EXCERPTED PASSAGE >>
# # #

Kazuo Ishiguro once again explores his favorite theme – memory – in When We Were Orphans, a novel set in and around the time of the Second World War. Distinguished British detective Christopher Banks has established a reputation in London for having successfully solved all the cases that fell onto his lap – all but for one, and the most important one at that: the mysterious disappearance of his parents when he was a little boy living in the International Settlement in Shanghai, China. Thus, he returns to Shanghai to resolve the matter and finds himself tangled in memories of the years past, exploring each memory with both careful intimacy and urgency as well.
The narrative goes back and forth between the past and the present: Christopher’s recollections of his childhood make up the narrative from the past. The narrative also see-saws between London, where Christopher resides with his adopted ward, Jenny, and Shanghai, where much of his childhood years were spent with his parents and his Japanese friend, Akira. At the heart of the novel is a mystery that can only be unraveled by combining Christopher’s memories of those childhood years in Shanghai and his talents as a renowned detective in London.
The thing with writing about memory is that it almost always touches upon its infallibility: how much can we recall from the past, and how accurate are these recollections? In When We Were Orphans, Christopher conjures up memories of his childhood years in Shanghai in an attempt to reconstruct the days leading up to the disappearance of his parents – his father first, and then his mother not long after – and even though he is certain of their exactitude at first, later on he entertains doubts especially with regard to small details. He thinks about his old friend, Akira, who lives with his parents in the Settlement, and how they used to play detective in their spare time. He remembers his parents, especially his mother, whose presence was more evident than his father’s. He also recalls his Uncle Philip, a family friend who was curiously present during the more significant days of Christopher’s life. In these recollections, Christopher’s memory is put to the test.
One of the things about Christopher’s childhood that stayed with me – and which would eventually resurface in his adulthood, upon his return to Shanghai – was his friendship with Akira. It was a fragile friendship, which can be expected at their young age, but it endured. Several times, they found themselves in a situation where one thoughtless word could cost them that friendship, but they both exercised caution and self-control.

# # #

Source data

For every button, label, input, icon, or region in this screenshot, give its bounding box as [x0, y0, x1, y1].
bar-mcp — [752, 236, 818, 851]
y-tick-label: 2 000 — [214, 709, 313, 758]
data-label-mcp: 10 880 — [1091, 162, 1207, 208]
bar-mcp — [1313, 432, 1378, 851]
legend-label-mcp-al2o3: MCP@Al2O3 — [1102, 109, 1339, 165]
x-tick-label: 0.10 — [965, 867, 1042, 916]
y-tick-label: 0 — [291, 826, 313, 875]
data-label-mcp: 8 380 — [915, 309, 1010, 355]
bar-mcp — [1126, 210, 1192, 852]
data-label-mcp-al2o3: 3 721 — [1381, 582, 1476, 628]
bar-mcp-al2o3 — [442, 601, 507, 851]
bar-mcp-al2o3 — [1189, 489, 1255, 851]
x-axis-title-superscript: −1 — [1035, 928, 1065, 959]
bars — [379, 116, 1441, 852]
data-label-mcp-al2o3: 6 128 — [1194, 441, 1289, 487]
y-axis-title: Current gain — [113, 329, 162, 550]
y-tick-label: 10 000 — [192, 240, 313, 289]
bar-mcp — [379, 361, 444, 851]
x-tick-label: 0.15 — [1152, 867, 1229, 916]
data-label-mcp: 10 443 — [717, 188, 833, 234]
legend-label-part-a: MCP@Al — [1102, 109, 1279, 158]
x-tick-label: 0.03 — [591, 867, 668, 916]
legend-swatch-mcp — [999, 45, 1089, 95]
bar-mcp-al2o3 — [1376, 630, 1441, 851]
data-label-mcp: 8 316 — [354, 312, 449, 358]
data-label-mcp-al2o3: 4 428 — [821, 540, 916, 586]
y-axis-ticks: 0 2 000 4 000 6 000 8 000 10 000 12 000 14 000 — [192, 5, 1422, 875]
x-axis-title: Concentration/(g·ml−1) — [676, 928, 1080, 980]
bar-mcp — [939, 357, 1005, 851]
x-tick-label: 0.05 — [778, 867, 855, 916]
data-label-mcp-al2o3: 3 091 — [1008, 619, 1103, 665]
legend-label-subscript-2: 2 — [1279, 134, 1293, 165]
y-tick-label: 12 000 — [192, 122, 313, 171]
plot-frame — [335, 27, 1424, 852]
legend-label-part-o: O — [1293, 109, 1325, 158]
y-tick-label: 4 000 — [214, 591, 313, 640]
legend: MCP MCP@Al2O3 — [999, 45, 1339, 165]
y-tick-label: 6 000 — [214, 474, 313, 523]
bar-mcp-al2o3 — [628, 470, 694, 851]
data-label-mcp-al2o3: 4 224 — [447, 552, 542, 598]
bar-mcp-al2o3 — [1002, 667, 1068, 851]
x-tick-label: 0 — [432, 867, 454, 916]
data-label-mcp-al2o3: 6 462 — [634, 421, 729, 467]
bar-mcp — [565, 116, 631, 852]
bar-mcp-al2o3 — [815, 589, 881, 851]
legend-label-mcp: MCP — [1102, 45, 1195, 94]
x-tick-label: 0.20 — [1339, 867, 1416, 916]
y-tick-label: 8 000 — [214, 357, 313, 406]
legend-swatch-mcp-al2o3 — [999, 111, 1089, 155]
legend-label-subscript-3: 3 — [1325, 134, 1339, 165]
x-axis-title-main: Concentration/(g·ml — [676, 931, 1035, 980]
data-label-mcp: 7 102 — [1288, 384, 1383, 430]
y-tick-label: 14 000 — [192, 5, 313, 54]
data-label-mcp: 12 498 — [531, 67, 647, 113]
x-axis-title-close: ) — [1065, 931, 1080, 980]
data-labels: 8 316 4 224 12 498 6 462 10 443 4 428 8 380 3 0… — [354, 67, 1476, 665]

# # #

ACTION ITEM >>
Can you write out the stretch of the review of When We Were Orphans from "One of the things" through "caution and self-control."?

RESULT >>
One of the things about Christopher’s childhood that stayed with me – and which would eventually resurface in his adulthood, upon his return to Shanghai – was his friendship with Akira. It was a fragile friendship, which can be expected at their young age, but it endured. Several times, they found themselves in a situation where one thoughtless word could cost them that friendship, but they both exercised caution and self-control.